** Begin EXTRACTED RECORDS **
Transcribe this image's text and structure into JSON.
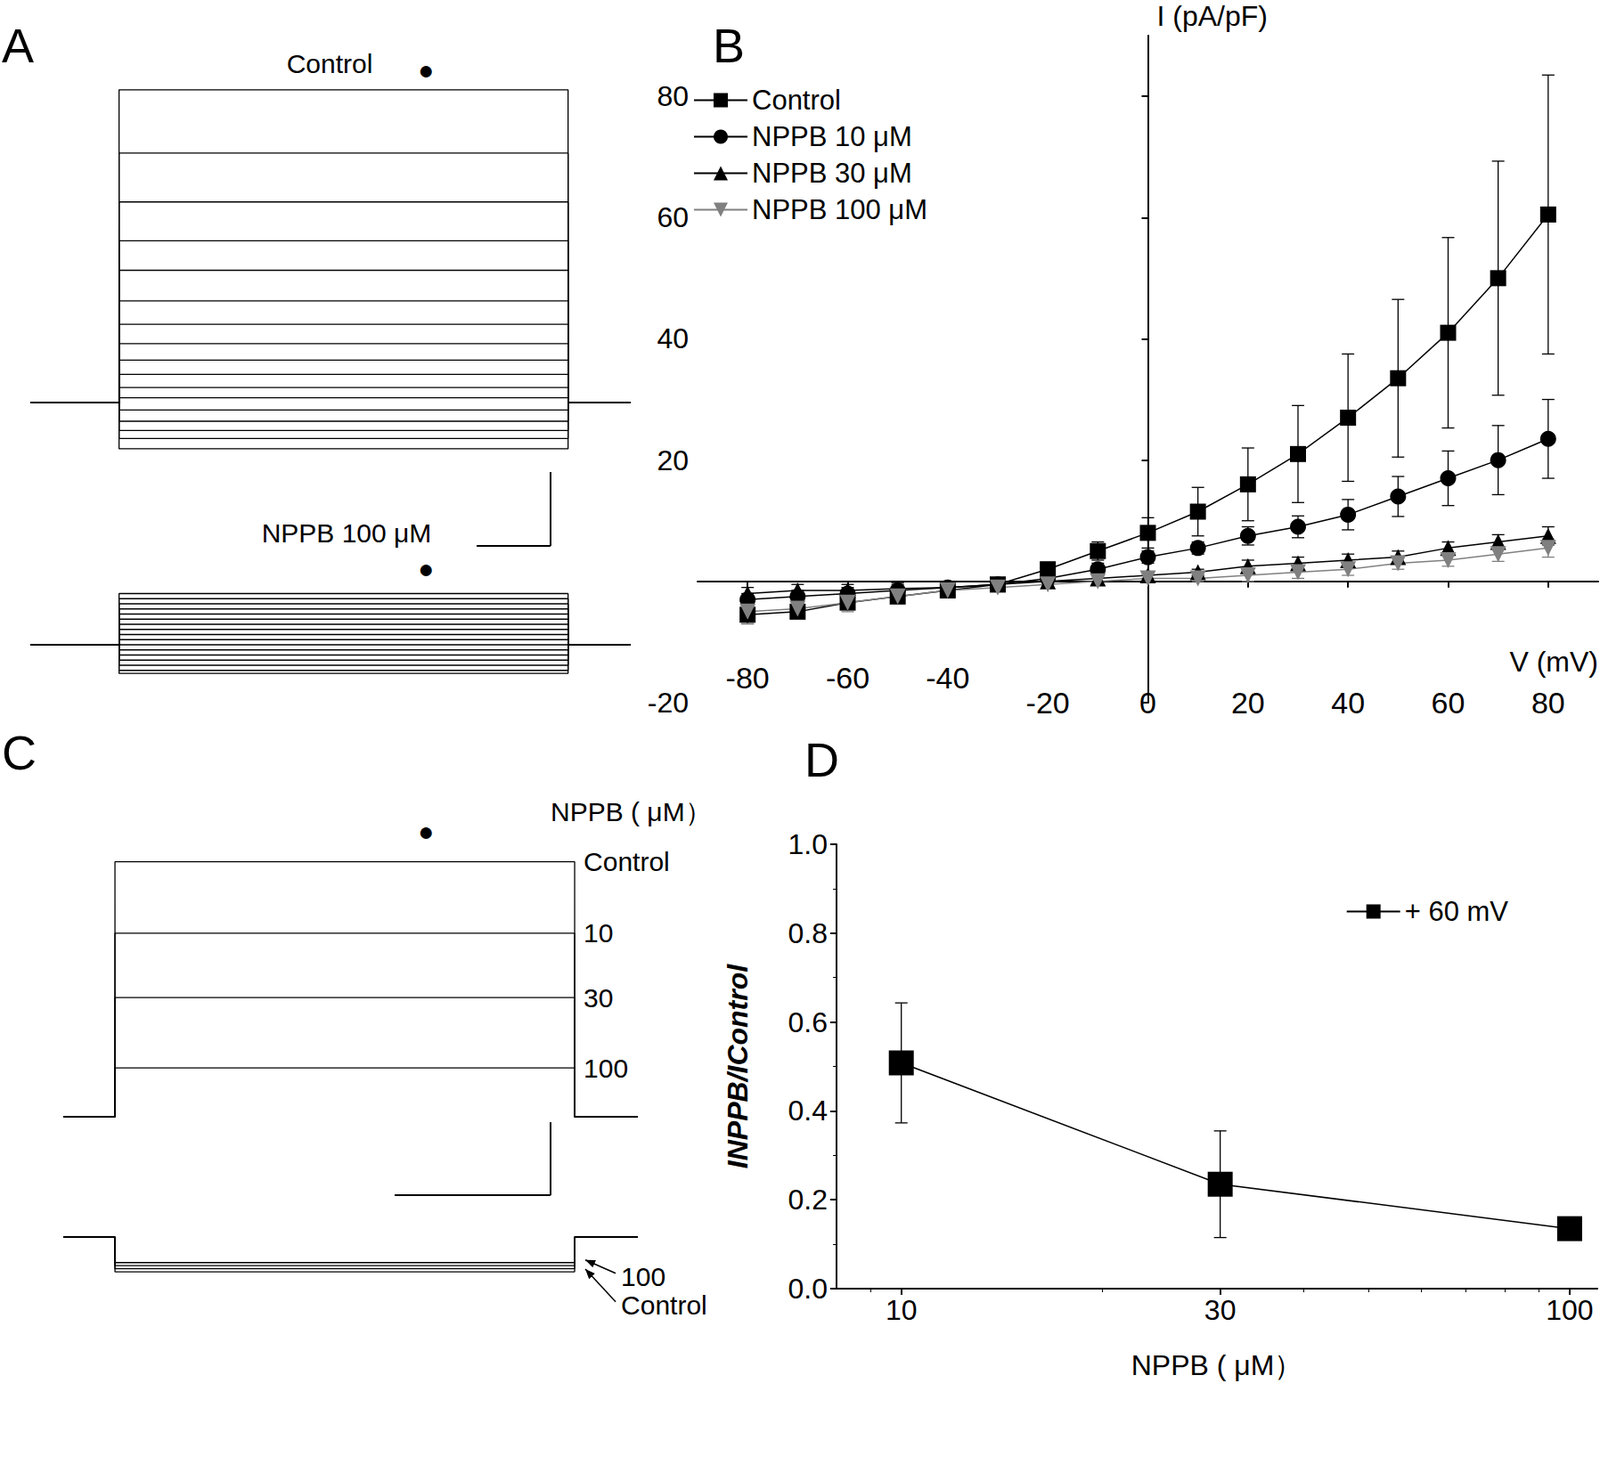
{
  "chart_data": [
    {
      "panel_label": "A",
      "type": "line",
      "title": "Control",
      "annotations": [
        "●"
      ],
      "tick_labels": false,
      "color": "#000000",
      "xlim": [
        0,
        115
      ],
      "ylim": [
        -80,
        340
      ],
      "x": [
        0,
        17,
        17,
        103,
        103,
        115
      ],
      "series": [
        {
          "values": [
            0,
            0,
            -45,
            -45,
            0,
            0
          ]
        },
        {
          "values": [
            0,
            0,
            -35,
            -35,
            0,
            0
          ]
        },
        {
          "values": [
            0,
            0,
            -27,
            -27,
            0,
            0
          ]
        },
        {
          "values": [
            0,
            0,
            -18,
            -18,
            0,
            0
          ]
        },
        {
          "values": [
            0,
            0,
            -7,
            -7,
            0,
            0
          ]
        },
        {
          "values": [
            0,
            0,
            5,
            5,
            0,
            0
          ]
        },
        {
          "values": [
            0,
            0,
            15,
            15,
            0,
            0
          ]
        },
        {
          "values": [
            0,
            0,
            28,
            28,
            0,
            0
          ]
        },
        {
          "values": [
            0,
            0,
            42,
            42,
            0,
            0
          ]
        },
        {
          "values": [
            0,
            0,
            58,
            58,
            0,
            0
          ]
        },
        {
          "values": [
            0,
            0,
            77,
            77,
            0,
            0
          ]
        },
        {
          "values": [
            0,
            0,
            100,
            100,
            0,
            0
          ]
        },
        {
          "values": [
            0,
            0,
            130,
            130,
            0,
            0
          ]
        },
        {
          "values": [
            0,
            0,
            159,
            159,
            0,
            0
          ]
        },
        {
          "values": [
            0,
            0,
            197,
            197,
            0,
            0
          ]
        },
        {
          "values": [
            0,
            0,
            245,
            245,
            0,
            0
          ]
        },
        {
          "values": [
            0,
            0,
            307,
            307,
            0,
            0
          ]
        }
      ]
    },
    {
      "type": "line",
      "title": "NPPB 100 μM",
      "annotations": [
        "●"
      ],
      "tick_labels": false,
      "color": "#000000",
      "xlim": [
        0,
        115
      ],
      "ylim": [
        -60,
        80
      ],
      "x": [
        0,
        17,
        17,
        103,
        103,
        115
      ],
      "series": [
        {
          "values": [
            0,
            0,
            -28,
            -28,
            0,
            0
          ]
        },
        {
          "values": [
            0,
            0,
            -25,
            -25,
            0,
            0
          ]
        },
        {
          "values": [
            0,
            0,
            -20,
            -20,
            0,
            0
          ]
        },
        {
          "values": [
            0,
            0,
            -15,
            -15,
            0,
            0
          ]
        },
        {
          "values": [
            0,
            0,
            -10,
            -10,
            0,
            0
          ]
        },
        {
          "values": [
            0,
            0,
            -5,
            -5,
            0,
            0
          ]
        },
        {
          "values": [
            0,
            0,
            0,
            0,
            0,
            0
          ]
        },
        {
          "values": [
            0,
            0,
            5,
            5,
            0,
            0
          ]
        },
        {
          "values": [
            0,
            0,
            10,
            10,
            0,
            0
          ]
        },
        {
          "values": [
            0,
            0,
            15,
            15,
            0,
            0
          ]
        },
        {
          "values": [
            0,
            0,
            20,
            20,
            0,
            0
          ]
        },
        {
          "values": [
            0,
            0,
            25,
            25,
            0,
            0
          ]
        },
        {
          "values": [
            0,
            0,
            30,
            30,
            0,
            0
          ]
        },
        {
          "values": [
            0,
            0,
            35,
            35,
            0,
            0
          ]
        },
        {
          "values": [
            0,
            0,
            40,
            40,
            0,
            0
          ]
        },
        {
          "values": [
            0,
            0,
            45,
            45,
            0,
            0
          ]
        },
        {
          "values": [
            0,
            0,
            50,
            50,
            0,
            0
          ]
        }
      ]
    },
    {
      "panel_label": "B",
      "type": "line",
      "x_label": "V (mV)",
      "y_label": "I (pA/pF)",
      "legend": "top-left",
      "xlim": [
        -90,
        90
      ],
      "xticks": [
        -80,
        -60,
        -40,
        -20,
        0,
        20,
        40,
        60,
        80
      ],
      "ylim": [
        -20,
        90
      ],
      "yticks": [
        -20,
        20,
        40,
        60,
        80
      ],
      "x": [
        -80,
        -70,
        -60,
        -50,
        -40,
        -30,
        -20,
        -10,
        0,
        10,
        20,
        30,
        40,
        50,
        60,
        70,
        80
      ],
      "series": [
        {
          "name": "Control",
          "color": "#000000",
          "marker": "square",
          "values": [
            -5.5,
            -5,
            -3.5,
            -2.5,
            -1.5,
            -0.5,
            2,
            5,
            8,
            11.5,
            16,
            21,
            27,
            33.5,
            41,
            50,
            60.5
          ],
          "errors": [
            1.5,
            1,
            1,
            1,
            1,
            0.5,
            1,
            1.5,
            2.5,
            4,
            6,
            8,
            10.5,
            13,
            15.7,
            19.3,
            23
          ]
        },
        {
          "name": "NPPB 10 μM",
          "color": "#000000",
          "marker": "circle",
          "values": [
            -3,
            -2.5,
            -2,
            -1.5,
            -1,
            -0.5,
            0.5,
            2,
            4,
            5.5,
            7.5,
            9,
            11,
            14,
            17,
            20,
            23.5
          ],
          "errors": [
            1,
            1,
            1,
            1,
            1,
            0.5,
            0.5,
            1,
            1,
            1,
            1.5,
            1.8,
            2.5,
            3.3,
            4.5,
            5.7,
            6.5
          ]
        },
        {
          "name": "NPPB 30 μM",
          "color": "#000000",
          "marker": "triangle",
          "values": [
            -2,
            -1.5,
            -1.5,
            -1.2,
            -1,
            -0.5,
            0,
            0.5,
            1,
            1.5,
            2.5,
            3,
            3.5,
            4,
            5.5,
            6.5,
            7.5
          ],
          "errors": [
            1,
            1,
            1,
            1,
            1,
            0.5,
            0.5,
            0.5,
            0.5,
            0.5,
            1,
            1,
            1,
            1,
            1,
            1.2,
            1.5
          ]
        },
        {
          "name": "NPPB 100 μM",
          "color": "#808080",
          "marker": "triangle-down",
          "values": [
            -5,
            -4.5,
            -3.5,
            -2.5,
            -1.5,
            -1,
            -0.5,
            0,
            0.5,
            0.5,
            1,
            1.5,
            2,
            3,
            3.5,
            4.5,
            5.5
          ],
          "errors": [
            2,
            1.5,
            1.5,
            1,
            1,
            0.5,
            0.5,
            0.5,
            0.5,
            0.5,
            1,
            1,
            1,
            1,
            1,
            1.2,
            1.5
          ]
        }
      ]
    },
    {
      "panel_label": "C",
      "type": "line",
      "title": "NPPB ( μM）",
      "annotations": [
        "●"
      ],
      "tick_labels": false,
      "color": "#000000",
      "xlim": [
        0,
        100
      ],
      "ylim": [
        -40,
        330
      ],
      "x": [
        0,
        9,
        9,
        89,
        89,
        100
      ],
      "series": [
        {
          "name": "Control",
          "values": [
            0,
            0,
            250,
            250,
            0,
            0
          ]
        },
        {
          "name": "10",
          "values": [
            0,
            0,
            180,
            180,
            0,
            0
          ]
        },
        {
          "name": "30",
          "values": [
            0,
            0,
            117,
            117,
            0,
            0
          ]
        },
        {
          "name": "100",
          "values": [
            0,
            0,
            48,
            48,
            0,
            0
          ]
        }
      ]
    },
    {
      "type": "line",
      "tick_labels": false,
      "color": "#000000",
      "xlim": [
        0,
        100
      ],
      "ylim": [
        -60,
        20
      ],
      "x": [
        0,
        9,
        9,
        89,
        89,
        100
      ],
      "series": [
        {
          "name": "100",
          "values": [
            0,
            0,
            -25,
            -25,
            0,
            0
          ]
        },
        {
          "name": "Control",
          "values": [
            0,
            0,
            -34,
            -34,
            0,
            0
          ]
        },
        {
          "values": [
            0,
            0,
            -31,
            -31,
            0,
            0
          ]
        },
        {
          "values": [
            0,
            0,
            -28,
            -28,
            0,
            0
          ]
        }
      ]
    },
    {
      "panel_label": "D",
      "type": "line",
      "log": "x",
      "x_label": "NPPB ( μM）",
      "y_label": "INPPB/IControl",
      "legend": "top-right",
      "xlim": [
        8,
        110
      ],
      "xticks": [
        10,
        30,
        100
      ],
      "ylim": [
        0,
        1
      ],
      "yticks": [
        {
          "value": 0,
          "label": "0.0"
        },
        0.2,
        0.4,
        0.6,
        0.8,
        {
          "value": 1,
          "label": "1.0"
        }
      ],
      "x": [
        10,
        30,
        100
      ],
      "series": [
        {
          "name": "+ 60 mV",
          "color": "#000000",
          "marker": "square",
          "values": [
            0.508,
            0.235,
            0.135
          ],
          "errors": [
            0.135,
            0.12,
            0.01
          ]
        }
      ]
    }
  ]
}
** End EXTRACTED RECORDS **
Gather up the lines that contain the word "triangle".

          "marker": "triangle",
          "marker": "triangle-down",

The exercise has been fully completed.